Exercise brief>
Copy out every line of the material that contains the string "pawn", matching case exactly.

Data shown>
════════════════════

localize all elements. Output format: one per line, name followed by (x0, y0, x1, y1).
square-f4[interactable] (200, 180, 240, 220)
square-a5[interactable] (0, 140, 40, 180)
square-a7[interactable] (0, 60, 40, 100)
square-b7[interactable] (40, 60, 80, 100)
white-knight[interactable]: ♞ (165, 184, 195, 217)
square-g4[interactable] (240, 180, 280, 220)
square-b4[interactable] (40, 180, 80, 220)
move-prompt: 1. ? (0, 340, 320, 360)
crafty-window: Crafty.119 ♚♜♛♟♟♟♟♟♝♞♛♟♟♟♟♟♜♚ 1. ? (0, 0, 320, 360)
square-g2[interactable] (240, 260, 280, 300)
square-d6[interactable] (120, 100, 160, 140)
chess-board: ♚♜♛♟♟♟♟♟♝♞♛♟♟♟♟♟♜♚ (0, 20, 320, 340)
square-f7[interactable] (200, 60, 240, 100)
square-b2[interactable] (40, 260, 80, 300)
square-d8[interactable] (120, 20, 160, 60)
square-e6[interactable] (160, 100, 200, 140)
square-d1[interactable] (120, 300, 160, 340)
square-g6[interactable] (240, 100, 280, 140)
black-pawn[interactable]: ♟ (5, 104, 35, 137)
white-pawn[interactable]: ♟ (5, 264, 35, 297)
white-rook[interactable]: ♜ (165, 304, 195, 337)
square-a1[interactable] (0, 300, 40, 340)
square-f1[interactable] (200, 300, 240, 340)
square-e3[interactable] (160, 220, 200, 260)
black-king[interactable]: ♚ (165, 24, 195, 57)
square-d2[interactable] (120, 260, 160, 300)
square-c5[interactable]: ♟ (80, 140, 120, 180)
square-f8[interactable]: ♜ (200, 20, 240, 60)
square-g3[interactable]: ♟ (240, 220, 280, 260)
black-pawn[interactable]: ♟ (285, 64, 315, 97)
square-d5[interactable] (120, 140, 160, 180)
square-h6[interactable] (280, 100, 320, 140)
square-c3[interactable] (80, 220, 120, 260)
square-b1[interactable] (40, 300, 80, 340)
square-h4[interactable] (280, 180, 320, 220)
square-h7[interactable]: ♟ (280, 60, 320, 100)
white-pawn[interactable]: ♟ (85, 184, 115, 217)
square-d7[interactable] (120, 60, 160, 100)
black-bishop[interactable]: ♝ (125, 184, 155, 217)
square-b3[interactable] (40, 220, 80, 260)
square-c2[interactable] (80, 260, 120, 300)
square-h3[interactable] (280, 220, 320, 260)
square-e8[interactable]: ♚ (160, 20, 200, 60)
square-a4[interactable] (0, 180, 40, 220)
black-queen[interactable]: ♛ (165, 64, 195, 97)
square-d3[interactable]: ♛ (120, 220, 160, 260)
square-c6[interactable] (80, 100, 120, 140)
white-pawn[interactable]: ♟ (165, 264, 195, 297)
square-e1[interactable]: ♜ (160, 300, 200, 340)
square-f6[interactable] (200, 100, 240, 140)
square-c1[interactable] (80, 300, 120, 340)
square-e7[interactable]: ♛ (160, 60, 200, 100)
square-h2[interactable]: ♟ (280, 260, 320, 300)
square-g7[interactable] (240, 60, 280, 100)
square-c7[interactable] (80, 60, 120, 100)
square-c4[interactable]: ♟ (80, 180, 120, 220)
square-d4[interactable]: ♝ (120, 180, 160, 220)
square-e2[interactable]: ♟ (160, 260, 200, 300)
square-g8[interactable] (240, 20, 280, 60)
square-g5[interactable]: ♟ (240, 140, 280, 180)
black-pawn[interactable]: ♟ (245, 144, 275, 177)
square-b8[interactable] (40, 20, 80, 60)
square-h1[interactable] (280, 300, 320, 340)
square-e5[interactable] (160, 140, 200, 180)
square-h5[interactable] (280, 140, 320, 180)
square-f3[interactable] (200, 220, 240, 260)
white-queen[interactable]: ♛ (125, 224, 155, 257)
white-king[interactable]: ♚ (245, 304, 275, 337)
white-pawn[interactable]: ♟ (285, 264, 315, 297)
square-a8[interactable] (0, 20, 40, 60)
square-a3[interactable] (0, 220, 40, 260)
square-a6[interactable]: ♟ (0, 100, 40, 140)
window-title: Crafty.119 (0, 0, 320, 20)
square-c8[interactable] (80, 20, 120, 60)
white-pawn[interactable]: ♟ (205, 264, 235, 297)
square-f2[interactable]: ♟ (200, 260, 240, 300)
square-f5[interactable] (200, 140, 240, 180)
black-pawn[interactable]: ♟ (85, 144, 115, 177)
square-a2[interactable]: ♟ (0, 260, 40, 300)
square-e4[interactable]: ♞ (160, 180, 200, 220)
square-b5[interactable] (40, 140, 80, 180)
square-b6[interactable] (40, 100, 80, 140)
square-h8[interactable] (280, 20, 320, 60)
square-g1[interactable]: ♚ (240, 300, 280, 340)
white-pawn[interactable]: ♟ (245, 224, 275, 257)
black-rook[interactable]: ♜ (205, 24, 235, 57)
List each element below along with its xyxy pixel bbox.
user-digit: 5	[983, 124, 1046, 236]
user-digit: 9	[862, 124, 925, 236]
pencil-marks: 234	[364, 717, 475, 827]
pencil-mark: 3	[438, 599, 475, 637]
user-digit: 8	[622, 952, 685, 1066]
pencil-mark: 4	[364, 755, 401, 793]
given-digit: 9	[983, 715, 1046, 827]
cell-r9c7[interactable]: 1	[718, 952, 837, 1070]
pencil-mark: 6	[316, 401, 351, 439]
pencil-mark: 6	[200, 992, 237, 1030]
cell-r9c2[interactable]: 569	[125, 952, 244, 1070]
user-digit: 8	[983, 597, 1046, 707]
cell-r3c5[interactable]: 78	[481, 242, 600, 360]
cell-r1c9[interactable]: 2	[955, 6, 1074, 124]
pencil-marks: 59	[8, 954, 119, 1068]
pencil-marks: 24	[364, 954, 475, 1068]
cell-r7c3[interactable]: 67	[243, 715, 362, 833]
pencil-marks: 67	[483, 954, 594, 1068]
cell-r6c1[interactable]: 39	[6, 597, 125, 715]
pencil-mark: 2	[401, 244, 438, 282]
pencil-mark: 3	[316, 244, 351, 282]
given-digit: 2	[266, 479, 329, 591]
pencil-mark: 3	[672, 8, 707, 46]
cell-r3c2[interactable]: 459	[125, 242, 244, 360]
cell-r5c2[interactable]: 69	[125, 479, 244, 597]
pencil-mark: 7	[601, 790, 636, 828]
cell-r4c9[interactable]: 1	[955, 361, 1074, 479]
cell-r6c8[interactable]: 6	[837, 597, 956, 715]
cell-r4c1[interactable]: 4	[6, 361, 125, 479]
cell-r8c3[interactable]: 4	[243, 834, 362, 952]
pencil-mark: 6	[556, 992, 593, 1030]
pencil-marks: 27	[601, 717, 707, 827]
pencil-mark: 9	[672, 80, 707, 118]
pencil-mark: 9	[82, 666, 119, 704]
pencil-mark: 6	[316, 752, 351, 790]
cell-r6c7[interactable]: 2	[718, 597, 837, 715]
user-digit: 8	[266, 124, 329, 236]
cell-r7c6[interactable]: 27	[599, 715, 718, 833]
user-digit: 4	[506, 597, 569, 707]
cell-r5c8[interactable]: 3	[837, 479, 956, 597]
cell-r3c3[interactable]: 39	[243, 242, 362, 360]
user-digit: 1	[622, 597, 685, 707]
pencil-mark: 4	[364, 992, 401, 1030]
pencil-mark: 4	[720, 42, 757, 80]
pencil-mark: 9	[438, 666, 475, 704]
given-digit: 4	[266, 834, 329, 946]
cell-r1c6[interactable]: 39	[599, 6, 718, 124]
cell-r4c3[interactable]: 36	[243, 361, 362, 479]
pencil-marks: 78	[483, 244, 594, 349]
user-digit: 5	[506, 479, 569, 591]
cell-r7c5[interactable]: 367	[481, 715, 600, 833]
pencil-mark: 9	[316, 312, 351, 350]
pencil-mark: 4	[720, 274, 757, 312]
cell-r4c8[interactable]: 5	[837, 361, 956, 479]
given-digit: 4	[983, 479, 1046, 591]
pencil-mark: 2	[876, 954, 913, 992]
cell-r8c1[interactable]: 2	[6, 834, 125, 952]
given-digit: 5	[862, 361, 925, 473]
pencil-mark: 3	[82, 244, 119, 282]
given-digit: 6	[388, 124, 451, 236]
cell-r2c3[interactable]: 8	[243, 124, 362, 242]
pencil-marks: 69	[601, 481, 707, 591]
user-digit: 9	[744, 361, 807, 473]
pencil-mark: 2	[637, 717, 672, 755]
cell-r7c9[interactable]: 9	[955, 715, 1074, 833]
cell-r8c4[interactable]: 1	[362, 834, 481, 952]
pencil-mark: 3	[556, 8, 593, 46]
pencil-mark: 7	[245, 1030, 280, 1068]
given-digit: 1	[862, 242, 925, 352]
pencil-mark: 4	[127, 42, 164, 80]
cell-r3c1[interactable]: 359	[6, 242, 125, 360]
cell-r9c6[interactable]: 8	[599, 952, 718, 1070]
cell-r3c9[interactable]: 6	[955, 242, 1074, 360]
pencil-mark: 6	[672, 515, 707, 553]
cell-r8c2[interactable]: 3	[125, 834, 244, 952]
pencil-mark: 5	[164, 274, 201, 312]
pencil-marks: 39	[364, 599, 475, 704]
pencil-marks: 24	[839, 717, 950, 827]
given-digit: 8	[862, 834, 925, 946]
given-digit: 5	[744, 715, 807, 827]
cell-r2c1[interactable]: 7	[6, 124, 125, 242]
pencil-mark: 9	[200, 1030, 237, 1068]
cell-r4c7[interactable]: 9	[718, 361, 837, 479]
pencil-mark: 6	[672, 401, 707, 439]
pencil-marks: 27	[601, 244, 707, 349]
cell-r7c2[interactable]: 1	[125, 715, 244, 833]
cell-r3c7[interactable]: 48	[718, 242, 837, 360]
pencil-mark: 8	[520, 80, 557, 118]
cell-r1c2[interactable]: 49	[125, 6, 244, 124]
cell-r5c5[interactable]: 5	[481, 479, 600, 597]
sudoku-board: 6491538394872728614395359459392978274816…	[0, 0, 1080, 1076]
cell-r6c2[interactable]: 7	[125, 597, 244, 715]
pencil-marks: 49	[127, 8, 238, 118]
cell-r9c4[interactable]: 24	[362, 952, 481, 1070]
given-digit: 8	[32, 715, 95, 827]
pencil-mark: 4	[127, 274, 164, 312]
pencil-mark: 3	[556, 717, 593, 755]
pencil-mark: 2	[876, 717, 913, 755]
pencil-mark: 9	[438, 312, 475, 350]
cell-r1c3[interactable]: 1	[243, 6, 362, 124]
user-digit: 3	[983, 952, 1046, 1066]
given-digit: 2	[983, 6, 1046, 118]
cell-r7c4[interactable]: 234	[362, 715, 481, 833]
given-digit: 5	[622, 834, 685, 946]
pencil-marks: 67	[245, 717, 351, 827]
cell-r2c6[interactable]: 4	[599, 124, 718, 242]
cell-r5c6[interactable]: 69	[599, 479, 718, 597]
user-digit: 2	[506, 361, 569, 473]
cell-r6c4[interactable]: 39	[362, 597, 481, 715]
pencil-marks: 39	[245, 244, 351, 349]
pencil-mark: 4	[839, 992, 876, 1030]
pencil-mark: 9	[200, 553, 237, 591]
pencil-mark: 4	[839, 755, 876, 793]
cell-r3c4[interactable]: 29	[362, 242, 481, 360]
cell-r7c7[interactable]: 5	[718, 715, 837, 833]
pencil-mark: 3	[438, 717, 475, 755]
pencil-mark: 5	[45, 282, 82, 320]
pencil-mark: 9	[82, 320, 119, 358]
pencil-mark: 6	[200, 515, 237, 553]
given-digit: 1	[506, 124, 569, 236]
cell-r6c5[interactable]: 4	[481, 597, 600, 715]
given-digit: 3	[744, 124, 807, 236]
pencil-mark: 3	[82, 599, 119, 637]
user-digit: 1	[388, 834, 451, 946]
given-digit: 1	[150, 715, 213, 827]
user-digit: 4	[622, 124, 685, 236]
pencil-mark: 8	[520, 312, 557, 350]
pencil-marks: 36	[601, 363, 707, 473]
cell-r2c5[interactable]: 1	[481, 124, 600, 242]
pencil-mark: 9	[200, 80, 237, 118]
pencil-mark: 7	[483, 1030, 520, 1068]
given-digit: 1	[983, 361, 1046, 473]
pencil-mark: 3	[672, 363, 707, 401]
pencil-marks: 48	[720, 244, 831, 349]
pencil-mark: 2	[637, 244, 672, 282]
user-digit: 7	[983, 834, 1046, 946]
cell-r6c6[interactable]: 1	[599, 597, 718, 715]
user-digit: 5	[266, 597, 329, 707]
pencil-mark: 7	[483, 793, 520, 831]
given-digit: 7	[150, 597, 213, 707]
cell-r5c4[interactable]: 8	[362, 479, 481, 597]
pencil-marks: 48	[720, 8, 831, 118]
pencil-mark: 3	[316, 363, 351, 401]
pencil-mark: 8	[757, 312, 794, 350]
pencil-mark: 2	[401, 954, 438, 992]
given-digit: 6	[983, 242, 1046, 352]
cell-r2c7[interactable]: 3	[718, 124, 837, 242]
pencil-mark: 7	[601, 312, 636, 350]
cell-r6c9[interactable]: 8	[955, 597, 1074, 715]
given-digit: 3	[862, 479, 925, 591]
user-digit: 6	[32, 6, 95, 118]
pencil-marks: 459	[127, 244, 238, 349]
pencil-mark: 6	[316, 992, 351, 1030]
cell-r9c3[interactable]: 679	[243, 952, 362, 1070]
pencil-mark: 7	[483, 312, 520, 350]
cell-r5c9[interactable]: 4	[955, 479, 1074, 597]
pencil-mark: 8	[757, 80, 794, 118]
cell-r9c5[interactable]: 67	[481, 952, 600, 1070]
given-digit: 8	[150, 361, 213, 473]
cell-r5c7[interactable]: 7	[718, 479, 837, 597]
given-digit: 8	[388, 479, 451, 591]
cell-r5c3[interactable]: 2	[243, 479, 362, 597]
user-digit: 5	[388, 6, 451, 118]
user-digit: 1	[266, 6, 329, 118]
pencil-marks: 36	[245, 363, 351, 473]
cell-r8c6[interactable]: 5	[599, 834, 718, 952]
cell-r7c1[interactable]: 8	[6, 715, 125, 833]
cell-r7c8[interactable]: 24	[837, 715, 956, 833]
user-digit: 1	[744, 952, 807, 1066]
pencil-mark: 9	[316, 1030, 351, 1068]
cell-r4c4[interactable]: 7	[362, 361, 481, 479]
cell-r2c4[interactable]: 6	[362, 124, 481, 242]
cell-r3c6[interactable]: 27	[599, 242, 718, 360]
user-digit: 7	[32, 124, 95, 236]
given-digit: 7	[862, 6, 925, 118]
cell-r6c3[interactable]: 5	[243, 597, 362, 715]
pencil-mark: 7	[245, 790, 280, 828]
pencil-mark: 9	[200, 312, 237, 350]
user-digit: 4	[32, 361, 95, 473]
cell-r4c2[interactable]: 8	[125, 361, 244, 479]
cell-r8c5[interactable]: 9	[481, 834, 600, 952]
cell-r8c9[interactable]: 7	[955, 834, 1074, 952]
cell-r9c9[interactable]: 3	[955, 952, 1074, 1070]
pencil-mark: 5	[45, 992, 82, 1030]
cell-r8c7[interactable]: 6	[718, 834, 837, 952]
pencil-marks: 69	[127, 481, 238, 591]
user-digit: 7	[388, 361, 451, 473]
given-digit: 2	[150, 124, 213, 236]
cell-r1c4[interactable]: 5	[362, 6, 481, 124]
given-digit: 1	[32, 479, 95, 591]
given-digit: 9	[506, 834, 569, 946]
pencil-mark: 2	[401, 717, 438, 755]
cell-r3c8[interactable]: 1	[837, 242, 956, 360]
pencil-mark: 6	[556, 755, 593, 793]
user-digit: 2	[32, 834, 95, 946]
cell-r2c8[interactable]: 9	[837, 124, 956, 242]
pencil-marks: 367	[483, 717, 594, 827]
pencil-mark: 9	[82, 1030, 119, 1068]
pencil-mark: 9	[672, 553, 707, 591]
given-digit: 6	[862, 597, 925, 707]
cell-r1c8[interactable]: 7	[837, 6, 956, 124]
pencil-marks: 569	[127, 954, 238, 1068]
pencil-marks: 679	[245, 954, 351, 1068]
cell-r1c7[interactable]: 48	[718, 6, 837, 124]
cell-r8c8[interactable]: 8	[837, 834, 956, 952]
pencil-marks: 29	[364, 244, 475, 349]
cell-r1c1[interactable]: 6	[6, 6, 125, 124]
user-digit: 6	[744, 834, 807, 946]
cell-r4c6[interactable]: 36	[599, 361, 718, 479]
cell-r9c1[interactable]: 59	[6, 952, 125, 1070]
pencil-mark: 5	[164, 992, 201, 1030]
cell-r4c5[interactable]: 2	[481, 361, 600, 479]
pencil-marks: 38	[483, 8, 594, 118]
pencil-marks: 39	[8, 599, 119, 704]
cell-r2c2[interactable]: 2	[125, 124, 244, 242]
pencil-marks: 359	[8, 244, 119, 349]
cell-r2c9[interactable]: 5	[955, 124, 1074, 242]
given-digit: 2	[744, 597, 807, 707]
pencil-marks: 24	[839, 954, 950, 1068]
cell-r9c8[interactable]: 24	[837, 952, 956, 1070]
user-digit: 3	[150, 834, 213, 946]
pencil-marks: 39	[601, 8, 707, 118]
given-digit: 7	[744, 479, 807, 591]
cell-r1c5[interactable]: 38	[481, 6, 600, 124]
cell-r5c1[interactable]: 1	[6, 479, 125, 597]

════════════════════

The output>
black-pawn[interactable]: ♟ (5, 104, 35, 137)
white-pawn[interactable]: ♟ (5, 264, 35, 297)
black-pawn[interactable]: ♟ (285, 64, 315, 97)
white-pawn[interactable]: ♟ (85, 184, 115, 217)
white-pawn[interactable]: ♟ (165, 264, 195, 297)
black-pawn[interactable]: ♟ (245, 144, 275, 177)
white-pawn[interactable]: ♟ (285, 264, 315, 297)
white-pawn[interactable]: ♟ (205, 264, 235, 297)
black-pawn[interactable]: ♟ (85, 144, 115, 177)
white-pawn[interactable]: ♟ (245, 224, 275, 257)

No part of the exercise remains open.